• Task prompt
Can you output the material exactly as written, minus any pictures it holds?

• Input rows
* start *

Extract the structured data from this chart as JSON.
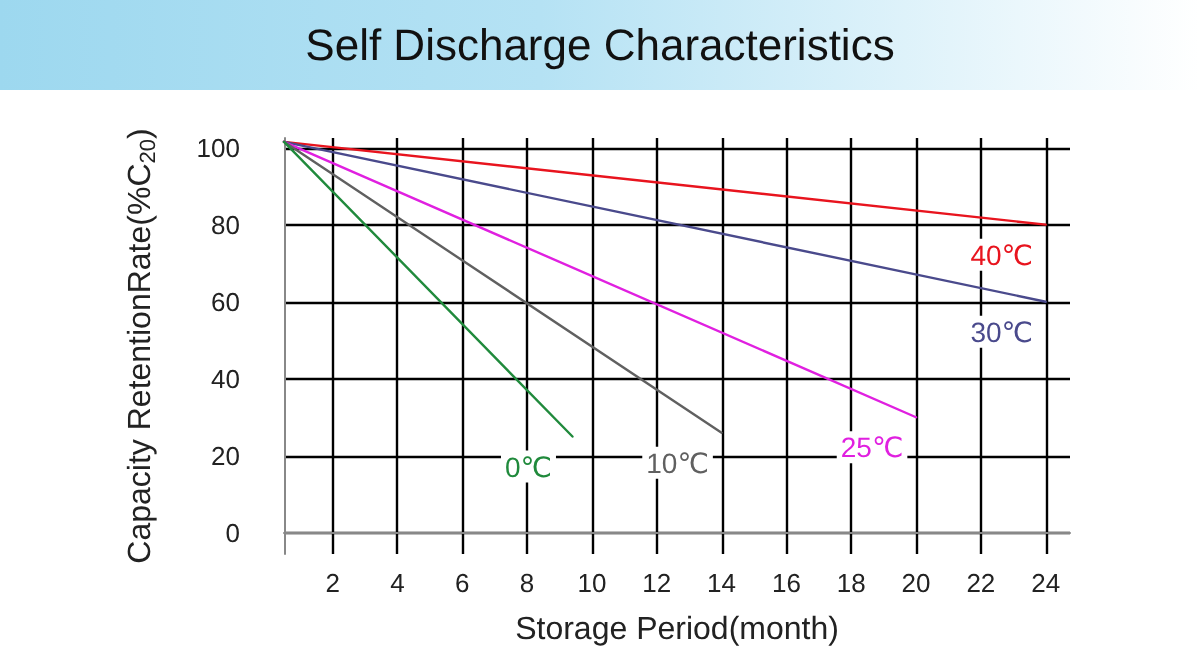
{
  "chart_data": {
    "type": "line",
    "title": "Self Discharge Characteristics",
    "xlabel": "Storage Period(month)",
    "ylabel": "Capacity RetentionRate(%C$_{20}$)",
    "xlim": [
      0.5,
      24.75
    ],
    "xticks": [
      2,
      4,
      6,
      8,
      10,
      12,
      14,
      16,
      18,
      20,
      22,
      24
    ],
    "ylim": [
      -5.5,
      102.5
    ],
    "yticks": [
      0,
      20,
      40,
      60,
      80,
      100
    ],
    "grid": true,
    "marker": "none",
    "line_style": "solid",
    "series": [
      {
        "color": "#e8141e",
        "x": [
          0.5,
          24
        ],
        "values": [
          101.5,
          80
        ]
      },
      {
        "color": "#4a4a8c",
        "x": [
          0.5,
          24
        ],
        "values": [
          101.5,
          60
        ]
      },
      {
        "color": "#e020e0",
        "x": [
          0.5,
          20
        ],
        "values": [
          101.5,
          30
        ]
      },
      {
        "color": "#606060",
        "x": [
          0.5,
          14
        ],
        "values": [
          101.5,
          26
        ]
      },
      {
        "color": "#208a3c",
        "x": [
          0.5,
          9.4
        ],
        "values": [
          101.5,
          25
        ]
      }
    ],
    "annotations": [
      {
        "text": "40℃",
        "x": 24,
        "y": 80
      },
      {
        "text": "30℃",
        "x": 24,
        "y": 60
      },
      {
        "text": "25℃",
        "x": 20,
        "y": 30
      },
      {
        "text": "10℃",
        "x": 14,
        "y": 26
      },
      {
        "text": "0℃",
        "x": 9.4,
        "y": 25
      }
    ]
  }
}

* end *

• Full response
Extract the structured data from this chart as JSON.
{
  "chart_data": {
    "type": "line",
    "title": "Self Discharge Characteristics",
    "xlabel": "Storage Period(month)",
    "ylabel": "Capacity RetentionRate(%C$_{20}$)",
    "xlim": [
      0.5,
      24.75
    ],
    "xticks": [
      2,
      4,
      6,
      8,
      10,
      12,
      14,
      16,
      18,
      20,
      22,
      24
    ],
    "ylim": [
      -5.5,
      102.5
    ],
    "yticks": [
      0,
      20,
      40,
      60,
      80,
      100
    ],
    "grid": true,
    "marker": "none",
    "line_style": "solid",
    "series": [
      {
        "color": "#e8141e",
        "x": [
          0.5,
          24
        ],
        "values": [
          101.5,
          80
        ]
      },
      {
        "color": "#4a4a8c",
        "x": [
          0.5,
          24
        ],
        "values": [
          101.5,
          60
        ]
      },
      {
        "color": "#e020e0",
        "x": [
          0.5,
          20
        ],
        "values": [
          101.5,
          30
        ]
      },
      {
        "color": "#606060",
        "x": [
          0.5,
          14
        ],
        "values": [
          101.5,
          26
        ]
      },
      {
        "color": "#208a3c",
        "x": [
          0.5,
          9.4
        ],
        "values": [
          101.5,
          25
        ]
      }
    ],
    "annotations": [
      {
        "text": "40℃",
        "x": 24,
        "y": 80
      },
      {
        "text": "30℃",
        "x": 24,
        "y": 60
      },
      {
        "text": "25℃",
        "x": 20,
        "y": 30
      },
      {
        "text": "10℃",
        "x": 14,
        "y": 26
      },
      {
        "text": "0℃",
        "x": 9.4,
        "y": 25
      }
    ]
  }
}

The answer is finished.